── Input records

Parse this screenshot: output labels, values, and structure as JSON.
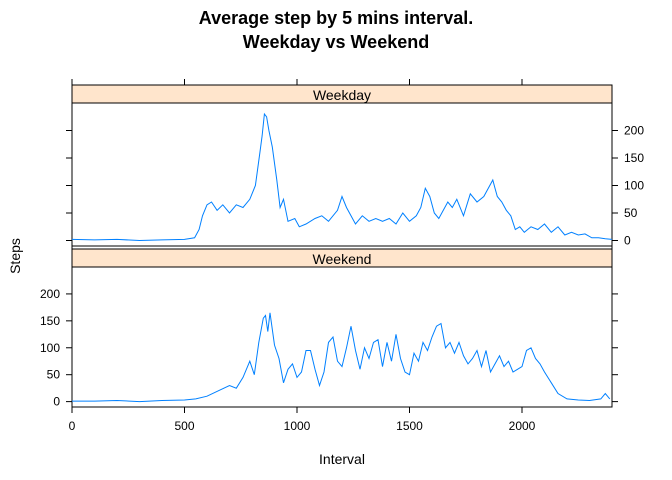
{
  "chart_data": {
    "type": "line",
    "title": "Average step by 5 mins interval.",
    "subtitle": "Weekday vs Weekend",
    "xlabel": "Interval",
    "ylabel": "Steps",
    "xlim": [
      0,
      2400
    ],
    "ylim": [
      -10,
      250
    ],
    "x_ticks": [
      0,
      500,
      1000,
      1500,
      2000
    ],
    "y_ticks": [
      0,
      50,
      100,
      150,
      200
    ],
    "line_color": "#0080ff",
    "strip_color": "#ffe5cc",
    "panels": [
      {
        "name": "Weekday",
        "x": [
          0,
          100,
          200,
          300,
          400,
          500,
          545,
          565,
          580,
          600,
          620,
          645,
          670,
          700,
          730,
          760,
          790,
          815,
          835,
          845,
          855,
          865,
          875,
          890,
          910,
          925,
          940,
          960,
          990,
          1010,
          1040,
          1080,
          1110,
          1140,
          1180,
          1200,
          1220,
          1240,
          1260,
          1290,
          1320,
          1350,
          1380,
          1410,
          1440,
          1470,
          1500,
          1530,
          1550,
          1570,
          1590,
          1610,
          1630,
          1650,
          1670,
          1690,
          1710,
          1740,
          1770,
          1800,
          1830,
          1850,
          1870,
          1880,
          1890,
          1910,
          1930,
          1950,
          1970,
          1990,
          2010,
          2040,
          2070,
          2100,
          2130,
          2160,
          2190,
          2220,
          2250,
          2280,
          2310,
          2340,
          2370,
          2400
        ],
        "values": [
          2,
          1,
          2,
          0,
          1,
          2,
          5,
          20,
          45,
          65,
          70,
          55,
          65,
          50,
          65,
          60,
          75,
          100,
          160,
          190,
          230,
          225,
          200,
          170,
          110,
          60,
          75,
          35,
          40,
          25,
          30,
          40,
          45,
          35,
          55,
          80,
          60,
          45,
          30,
          45,
          35,
          40,
          35,
          40,
          30,
          50,
          35,
          45,
          60,
          95,
          80,
          50,
          40,
          55,
          70,
          60,
          75,
          45,
          85,
          70,
          80,
          95,
          110,
          95,
          80,
          70,
          55,
          45,
          20,
          25,
          15,
          25,
          20,
          30,
          15,
          25,
          10,
          15,
          10,
          12,
          5,
          5,
          3,
          2
        ]
      },
      {
        "name": "Weekend",
        "x": [
          0,
          100,
          200,
          300,
          400,
          500,
          550,
          600,
          650,
          700,
          730,
          760,
          790,
          810,
          830,
          850,
          860,
          870,
          880,
          900,
          920,
          940,
          960,
          980,
          1000,
          1020,
          1040,
          1060,
          1080,
          1100,
          1120,
          1140,
          1160,
          1180,
          1200,
          1220,
          1240,
          1260,
          1280,
          1300,
          1320,
          1340,
          1360,
          1380,
          1400,
          1420,
          1440,
          1460,
          1480,
          1500,
          1520,
          1540,
          1560,
          1580,
          1600,
          1620,
          1640,
          1660,
          1680,
          1700,
          1720,
          1740,
          1760,
          1780,
          1800,
          1820,
          1840,
          1860,
          1880,
          1900,
          1920,
          1940,
          1960,
          1980,
          2000,
          2020,
          2040,
          2060,
          2080,
          2100,
          2130,
          2160,
          2200,
          2250,
          2300,
          2350,
          2370,
          2390
        ],
        "values": [
          1,
          1,
          2,
          0,
          2,
          3,
          5,
          10,
          20,
          30,
          25,
          45,
          75,
          50,
          110,
          155,
          160,
          130,
          165,
          105,
          80,
          35,
          60,
          70,
          45,
          55,
          95,
          95,
          60,
          30,
          55,
          110,
          120,
          75,
          65,
          100,
          140,
          95,
          60,
          100,
          80,
          110,
          115,
          65,
          110,
          75,
          125,
          80,
          55,
          50,
          90,
          75,
          110,
          95,
          120,
          140,
          145,
          100,
          110,
          90,
          110,
          85,
          70,
          80,
          95,
          65,
          95,
          55,
          70,
          85,
          65,
          75,
          55,
          60,
          65,
          95,
          100,
          80,
          70,
          55,
          35,
          15,
          5,
          3,
          2,
          5,
          15,
          5
        ]
      }
    ]
  }
}
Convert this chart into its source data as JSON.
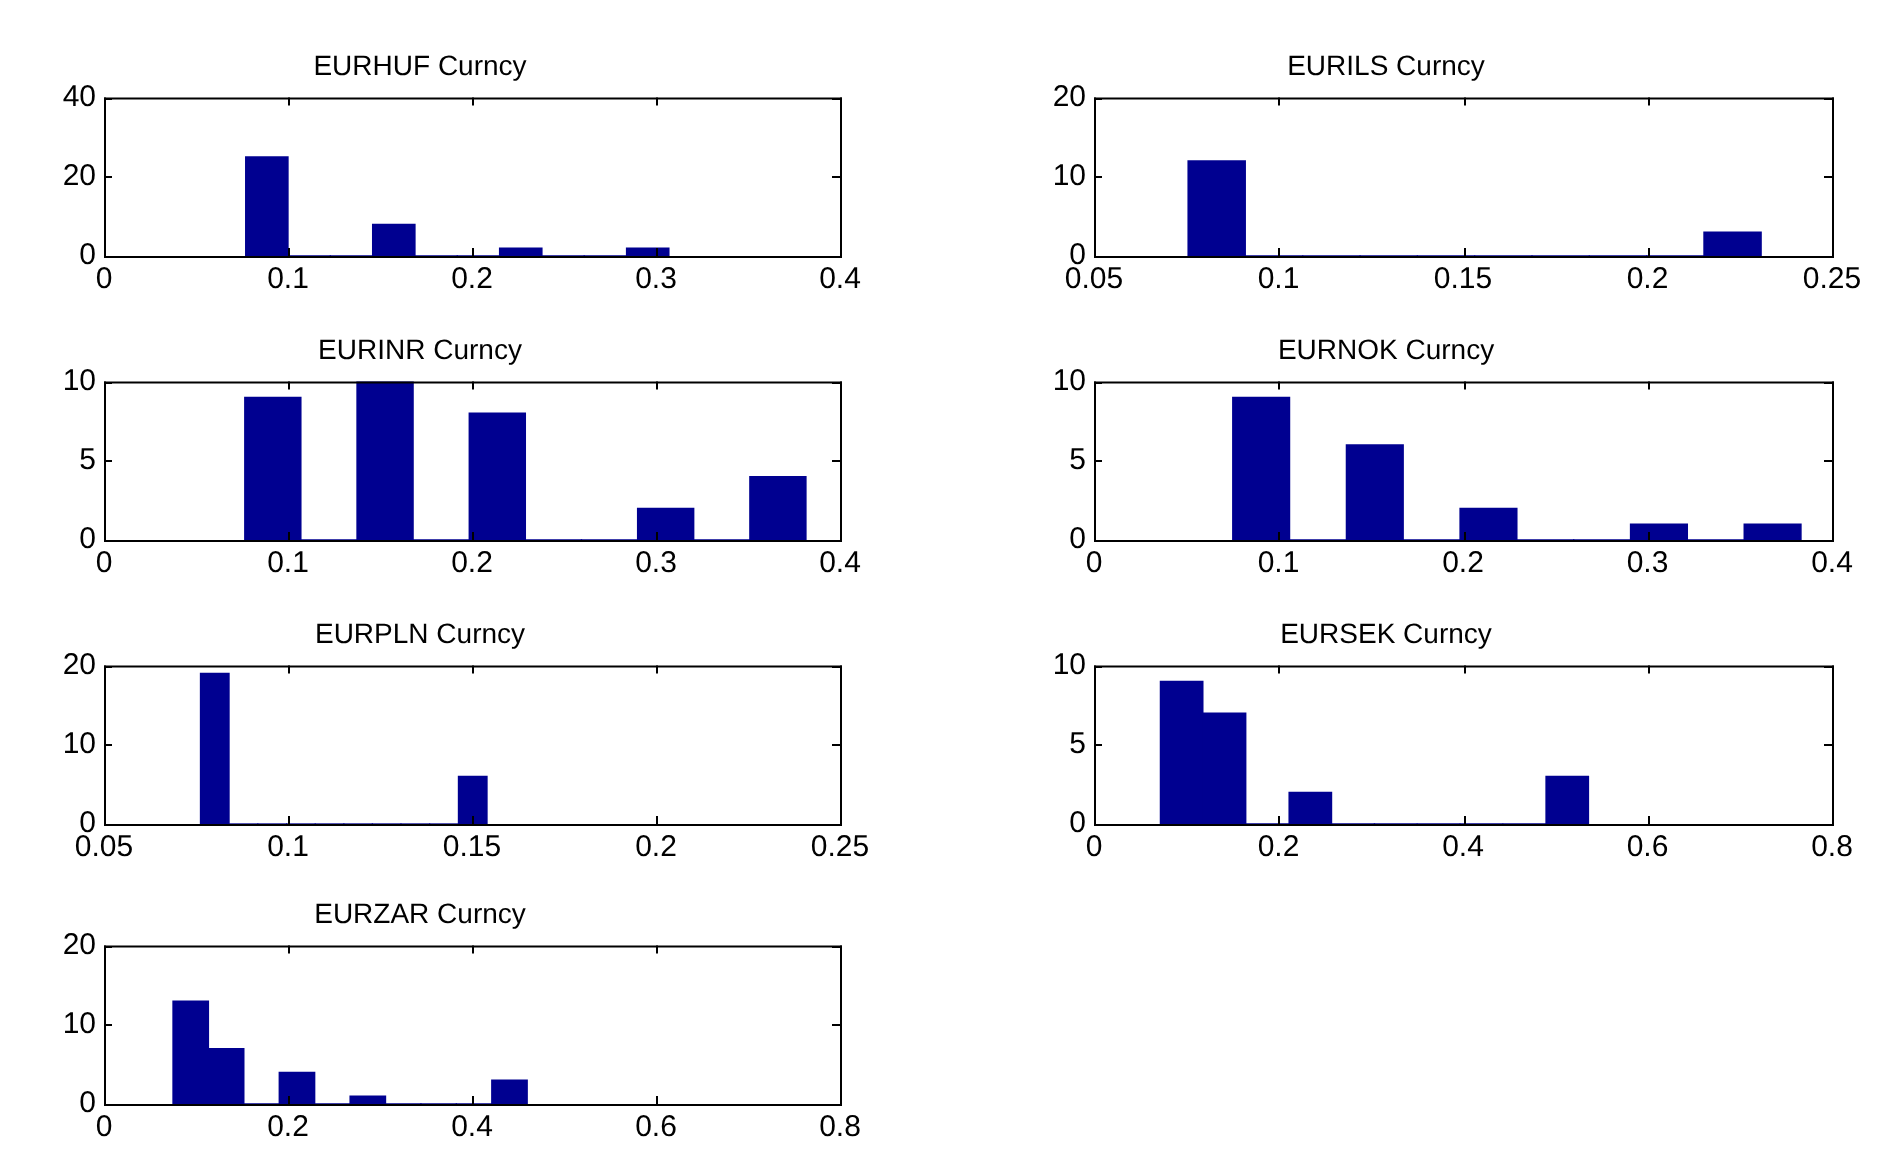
{
  "chart_data": [
    {
      "type": "histogram",
      "title": "EURHUF Curncy",
      "color": "#000090",
      "bins": [
        0.077,
        0.1,
        0.123,
        0.146,
        0.169,
        0.192,
        0.215,
        0.238,
        0.261,
        0.284,
        0.307
      ],
      "values": [
        25,
        0,
        0,
        8,
        0,
        0,
        2,
        0,
        0,
        2
      ],
      "xlim": [
        0,
        0.4
      ],
      "xticks": [
        0,
        0.1,
        0.2,
        0.3,
        0.4
      ],
      "ylim": [
        0,
        40
      ],
      "yticks": [
        0,
        20,
        40
      ]
    },
    {
      "type": "histogram",
      "title": "EURILS Curncy",
      "color": "#000090",
      "bins": [
        0.0755,
        0.091,
        0.1066,
        0.1221,
        0.1376,
        0.1532,
        0.1687,
        0.1842,
        0.1998,
        0.2153,
        0.2308
      ],
      "values": [
        12,
        0,
        0,
        0,
        0,
        0,
        0,
        0,
        0,
        3
      ],
      "xlim": [
        0.05,
        0.25
      ],
      "xticks": [
        0.05,
        0.1,
        0.15,
        0.2,
        0.25
      ],
      "ylim": [
        0,
        20
      ],
      "yticks": [
        0,
        10,
        20
      ]
    },
    {
      "type": "histogram",
      "title": "EURINR Curncy",
      "color": "#000090",
      "bins": [
        0.0765,
        0.107,
        0.1375,
        0.168,
        0.1985,
        0.229,
        0.2595,
        0.29,
        0.3205,
        0.351,
        0.3815
      ],
      "values": [
        9,
        0,
        10,
        0,
        8,
        0,
        0,
        2,
        0,
        4
      ],
      "xlim": [
        0,
        0.4
      ],
      "xticks": [
        0,
        0.1,
        0.2,
        0.3,
        0.4
      ],
      "ylim": [
        0,
        10
      ],
      "yticks": [
        0,
        5,
        10
      ]
    },
    {
      "type": "histogram",
      "title": "EURNOK Curncy",
      "color": "#000090",
      "bins": [
        0.0752,
        0.106,
        0.1368,
        0.1676,
        0.1984,
        0.2292,
        0.26,
        0.2908,
        0.3216,
        0.3524,
        0.3832
      ],
      "values": [
        9,
        0,
        6,
        0,
        2,
        0,
        0,
        1,
        0,
        1
      ],
      "xlim": [
        0,
        0.4
      ],
      "xticks": [
        0,
        0.1,
        0.2,
        0.3,
        0.4
      ],
      "ylim": [
        0,
        10
      ],
      "yticks": [
        0,
        5,
        10
      ]
    },
    {
      "type": "histogram",
      "title": "EURPLN Curncy",
      "color": "#000090",
      "bins": [
        0.0762,
        0.084,
        0.0918,
        0.0996,
        0.1074,
        0.1152,
        0.1229,
        0.1307,
        0.1385,
        0.1463,
        0.1541
      ],
      "values": [
        19,
        0,
        0,
        0,
        0,
        0,
        0,
        0,
        0,
        6
      ],
      "xlim": [
        0.05,
        0.25
      ],
      "xticks": [
        0.05,
        0.1,
        0.15,
        0.2,
        0.25
      ],
      "ylim": [
        0,
        20
      ],
      "yticks": [
        0,
        10,
        20
      ]
    },
    {
      "type": "histogram",
      "title": "EURSEK Curncy",
      "color": "#000090",
      "bins": [
        0.072,
        0.118,
        0.165,
        0.211,
        0.258,
        0.304,
        0.35,
        0.397,
        0.443,
        0.49,
        0.536
      ],
      "values": [
        9,
        7,
        0,
        2,
        0,
        0,
        0,
        0,
        0,
        3
      ],
      "xlim": [
        0,
        0.8
      ],
      "xticks": [
        0,
        0.2,
        0.4,
        0.6,
        0.8
      ],
      "ylim": [
        0,
        10
      ],
      "yticks": [
        0,
        5,
        10
      ]
    },
    {
      "type": "histogram",
      "title": "EURZAR Curncy",
      "color": "#000090",
      "bins": [
        0.075,
        0.1135,
        0.152,
        0.1905,
        0.229,
        0.2675,
        0.306,
        0.3445,
        0.383,
        0.4215,
        0.46
      ],
      "values": [
        13,
        7,
        0,
        4,
        0,
        1,
        0,
        0,
        0,
        3
      ],
      "xlim": [
        0,
        0.8
      ],
      "xticks": [
        0,
        0.2,
        0.4,
        0.6,
        0.8
      ],
      "ylim": [
        0,
        20
      ],
      "yticks": [
        0,
        10,
        20
      ]
    }
  ]
}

────

> **Stated goal**: Your task is to gather all lines from the entries above that hold the word "JSON".

> **Worked answer**:
Parse this screenshot: output labels, values, and structure as JSON.
Convert this chart into its source data as JSON.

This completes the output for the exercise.